== PROVIDED INFORMATION ==
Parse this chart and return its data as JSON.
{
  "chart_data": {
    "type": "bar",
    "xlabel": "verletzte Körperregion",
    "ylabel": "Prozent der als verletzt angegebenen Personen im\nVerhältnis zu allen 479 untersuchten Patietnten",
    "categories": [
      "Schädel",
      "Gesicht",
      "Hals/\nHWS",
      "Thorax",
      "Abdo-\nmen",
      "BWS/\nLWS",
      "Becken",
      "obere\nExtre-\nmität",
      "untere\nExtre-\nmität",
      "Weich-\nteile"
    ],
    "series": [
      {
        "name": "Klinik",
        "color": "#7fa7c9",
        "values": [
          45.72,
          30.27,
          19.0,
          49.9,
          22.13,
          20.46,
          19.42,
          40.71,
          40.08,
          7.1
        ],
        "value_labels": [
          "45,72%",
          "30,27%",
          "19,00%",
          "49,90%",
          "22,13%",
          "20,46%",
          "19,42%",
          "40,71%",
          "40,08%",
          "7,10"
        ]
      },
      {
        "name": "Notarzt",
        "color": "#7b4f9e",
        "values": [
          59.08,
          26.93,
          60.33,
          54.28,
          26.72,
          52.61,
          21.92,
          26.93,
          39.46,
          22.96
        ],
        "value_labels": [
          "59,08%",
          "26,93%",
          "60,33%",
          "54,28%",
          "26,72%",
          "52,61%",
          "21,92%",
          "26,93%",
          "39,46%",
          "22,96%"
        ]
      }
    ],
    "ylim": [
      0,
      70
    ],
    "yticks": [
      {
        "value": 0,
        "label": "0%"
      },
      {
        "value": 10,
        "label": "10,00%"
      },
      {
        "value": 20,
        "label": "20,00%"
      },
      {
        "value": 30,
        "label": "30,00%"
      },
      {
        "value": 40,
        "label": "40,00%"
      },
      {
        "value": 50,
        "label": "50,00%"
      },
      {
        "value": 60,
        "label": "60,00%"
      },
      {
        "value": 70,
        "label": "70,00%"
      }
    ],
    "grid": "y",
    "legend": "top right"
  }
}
===
== PROVIDED INFORMATION ==
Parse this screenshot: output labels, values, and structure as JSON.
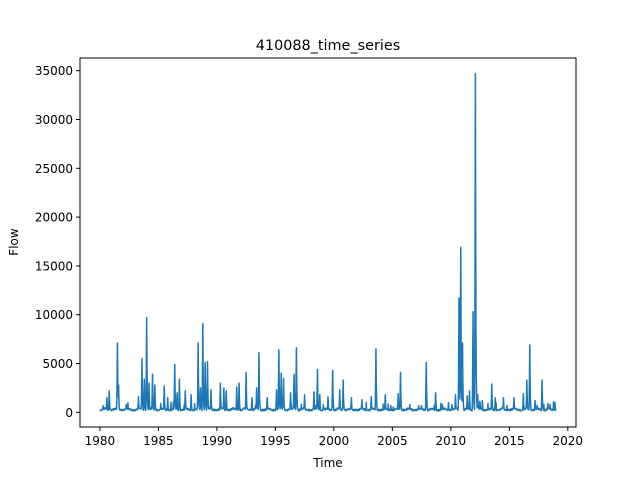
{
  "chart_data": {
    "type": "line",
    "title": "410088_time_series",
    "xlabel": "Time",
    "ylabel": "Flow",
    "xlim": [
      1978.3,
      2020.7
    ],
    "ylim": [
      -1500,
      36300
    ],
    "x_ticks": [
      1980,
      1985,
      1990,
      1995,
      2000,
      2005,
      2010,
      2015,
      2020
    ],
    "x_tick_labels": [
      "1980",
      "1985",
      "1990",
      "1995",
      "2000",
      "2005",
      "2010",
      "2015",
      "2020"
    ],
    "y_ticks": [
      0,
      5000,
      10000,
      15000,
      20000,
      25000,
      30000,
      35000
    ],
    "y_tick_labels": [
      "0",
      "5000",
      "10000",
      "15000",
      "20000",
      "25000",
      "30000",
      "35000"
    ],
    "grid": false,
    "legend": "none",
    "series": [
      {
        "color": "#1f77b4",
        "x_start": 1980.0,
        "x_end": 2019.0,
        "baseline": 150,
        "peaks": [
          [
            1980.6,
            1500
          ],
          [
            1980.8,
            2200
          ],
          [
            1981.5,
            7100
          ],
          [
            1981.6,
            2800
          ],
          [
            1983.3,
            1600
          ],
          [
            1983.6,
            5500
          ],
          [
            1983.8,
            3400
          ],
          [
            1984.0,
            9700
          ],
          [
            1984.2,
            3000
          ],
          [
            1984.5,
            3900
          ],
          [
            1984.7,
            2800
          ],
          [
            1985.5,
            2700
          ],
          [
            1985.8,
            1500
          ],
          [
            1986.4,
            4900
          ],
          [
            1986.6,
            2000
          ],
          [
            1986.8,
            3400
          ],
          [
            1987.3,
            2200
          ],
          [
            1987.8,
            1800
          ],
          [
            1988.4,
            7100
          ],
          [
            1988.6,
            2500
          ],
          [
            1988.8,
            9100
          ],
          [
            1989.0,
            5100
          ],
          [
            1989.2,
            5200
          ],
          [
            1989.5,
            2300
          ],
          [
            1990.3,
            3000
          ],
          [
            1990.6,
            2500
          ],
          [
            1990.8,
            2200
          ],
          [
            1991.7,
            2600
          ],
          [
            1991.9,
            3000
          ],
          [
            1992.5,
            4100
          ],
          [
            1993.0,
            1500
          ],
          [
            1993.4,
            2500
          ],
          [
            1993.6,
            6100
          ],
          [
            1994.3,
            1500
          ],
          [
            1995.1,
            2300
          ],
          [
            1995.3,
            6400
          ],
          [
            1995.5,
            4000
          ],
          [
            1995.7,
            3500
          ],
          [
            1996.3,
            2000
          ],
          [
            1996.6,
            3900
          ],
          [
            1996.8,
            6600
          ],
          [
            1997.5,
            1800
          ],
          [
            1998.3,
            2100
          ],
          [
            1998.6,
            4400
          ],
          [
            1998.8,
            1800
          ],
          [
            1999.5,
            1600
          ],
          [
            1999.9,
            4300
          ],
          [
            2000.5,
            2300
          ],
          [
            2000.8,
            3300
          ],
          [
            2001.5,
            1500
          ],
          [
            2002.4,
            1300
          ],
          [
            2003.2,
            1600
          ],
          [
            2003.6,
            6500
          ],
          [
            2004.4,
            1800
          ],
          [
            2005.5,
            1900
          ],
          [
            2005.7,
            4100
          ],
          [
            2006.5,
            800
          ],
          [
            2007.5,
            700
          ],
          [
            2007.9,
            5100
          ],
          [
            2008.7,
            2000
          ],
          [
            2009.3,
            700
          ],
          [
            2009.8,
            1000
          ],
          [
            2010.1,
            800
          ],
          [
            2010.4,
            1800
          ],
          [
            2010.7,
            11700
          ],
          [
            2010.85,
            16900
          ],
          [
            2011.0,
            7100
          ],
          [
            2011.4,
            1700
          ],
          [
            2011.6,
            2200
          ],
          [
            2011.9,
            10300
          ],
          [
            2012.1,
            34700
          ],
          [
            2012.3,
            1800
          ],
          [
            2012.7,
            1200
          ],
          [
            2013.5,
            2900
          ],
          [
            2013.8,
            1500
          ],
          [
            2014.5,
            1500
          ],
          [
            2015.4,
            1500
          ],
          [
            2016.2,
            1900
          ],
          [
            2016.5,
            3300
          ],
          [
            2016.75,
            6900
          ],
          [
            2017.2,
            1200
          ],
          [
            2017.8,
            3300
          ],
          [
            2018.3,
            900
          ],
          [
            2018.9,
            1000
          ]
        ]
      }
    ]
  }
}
===
• EXERCISE PROMPT
Write out every line of the data that holds the word "color".

• FINISHED EXERCISE
        "color": "#7fa7c9",
        "color": "#7b4f9e",
        "color": "#1f77b4",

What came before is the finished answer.